-- Directions for this task --
Return the entries below in their exact form, leaving the pictures out.

-- Information supplied --

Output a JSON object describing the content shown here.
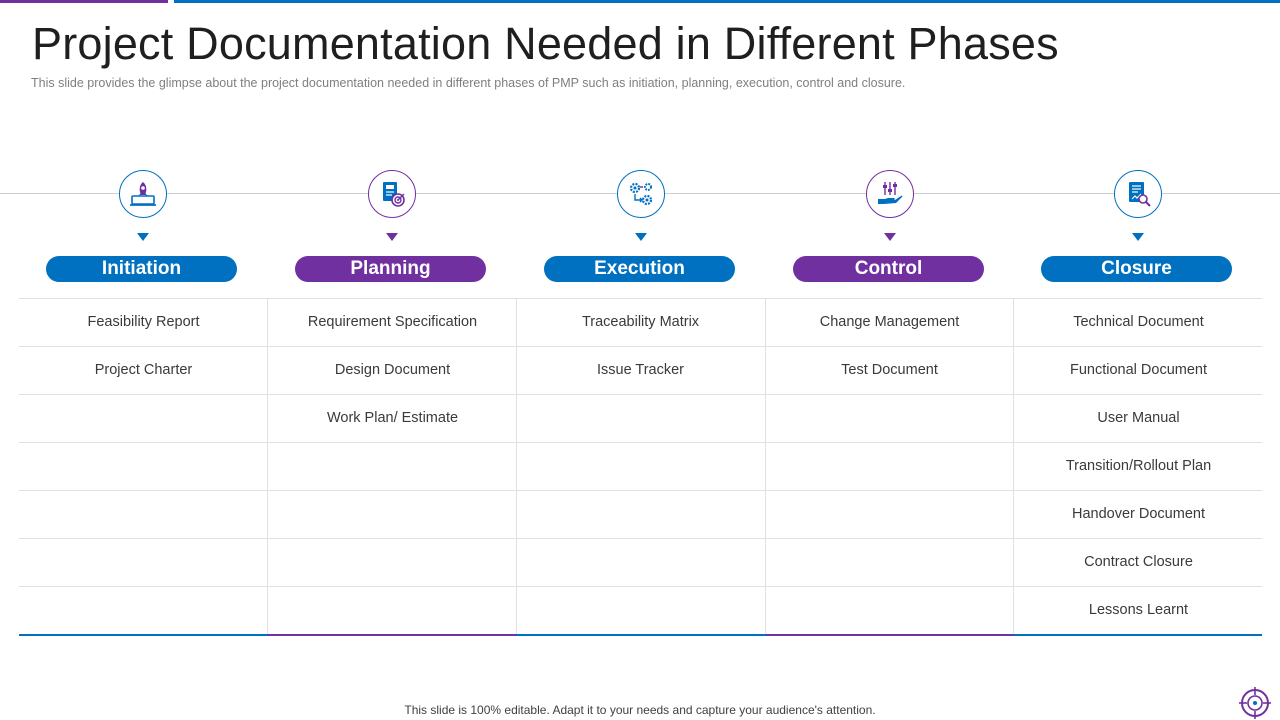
{
  "slide": {
    "title": "Project Documentation Needed in Different Phases",
    "subtitle": "This slide provides  the glimpse about the project documentation  needed in different  phases of PMP such as initiation, planning, execution, control and closure.",
    "footer": "This slide is 100% editable. Adapt it to your needs and capture your audience's attention."
  },
  "colors": {
    "blue": "#0070c0",
    "purple": "#7030a0"
  },
  "phases": [
    {
      "label": "Initiation",
      "icon": "rocket-laptop-icon",
      "color": "blue",
      "documents": [
        "Feasibility Report",
        "Project Charter"
      ]
    },
    {
      "label": "Planning",
      "icon": "plan-target-document-icon",
      "color": "purple",
      "documents": [
        "Requirement Specification",
        "Design Document",
        "Work Plan/ Estimate"
      ]
    },
    {
      "label": "Execution",
      "icon": "gears-flow-icon",
      "color": "blue",
      "documents": [
        "Traceability Matrix",
        "Issue Tracker"
      ]
    },
    {
      "label": "Control",
      "icon": "hand-sliders-icon",
      "color": "purple",
      "documents": [
        "Change Management",
        "Test Document"
      ]
    },
    {
      "label": "Closure",
      "icon": "document-magnifier-icon",
      "color": "blue",
      "documents": [
        "Technical Document",
        "Functional Document",
        "User Manual",
        "Transition/Rollout Plan",
        "Handover Document",
        "Contract Closure",
        "Lessons Learnt"
      ]
    }
  ]
}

-- Task response --
Output a JSON object describing the content shown here.
{
  "slide": {
    "title": "Project Documentation Needed in Different Phases",
    "subtitle": "This slide provides  the glimpse about the project documentation  needed in different  phases of PMP such as initiation, planning, execution, control and closure.",
    "footer": "This slide is 100% editable. Adapt it to your needs and capture your audience's attention."
  },
  "colors": {
    "blue": "#0070c0",
    "purple": "#7030a0"
  },
  "phases": [
    {
      "label": "Initiation",
      "icon": "rocket-laptop-icon",
      "color": "blue",
      "documents": [
        "Feasibility Report",
        "Project Charter"
      ]
    },
    {
      "label": "Planning",
      "icon": "plan-target-document-icon",
      "color": "purple",
      "documents": [
        "Requirement Specification",
        "Design Document",
        "Work Plan/ Estimate"
      ]
    },
    {
      "label": "Execution",
      "icon": "gears-flow-icon",
      "color": "blue",
      "documents": [
        "Traceability Matrix",
        "Issue Tracker"
      ]
    },
    {
      "label": "Control",
      "icon": "hand-sliders-icon",
      "color": "purple",
      "documents": [
        "Change Management",
        "Test Document"
      ]
    },
    {
      "label": "Closure",
      "icon": "document-magnifier-icon",
      "color": "blue",
      "documents": [
        "Technical Document",
        "Functional Document",
        "User Manual",
        "Transition/Rollout Plan",
        "Handover Document",
        "Contract Closure",
        "Lessons Learnt"
      ]
    }
  ]
}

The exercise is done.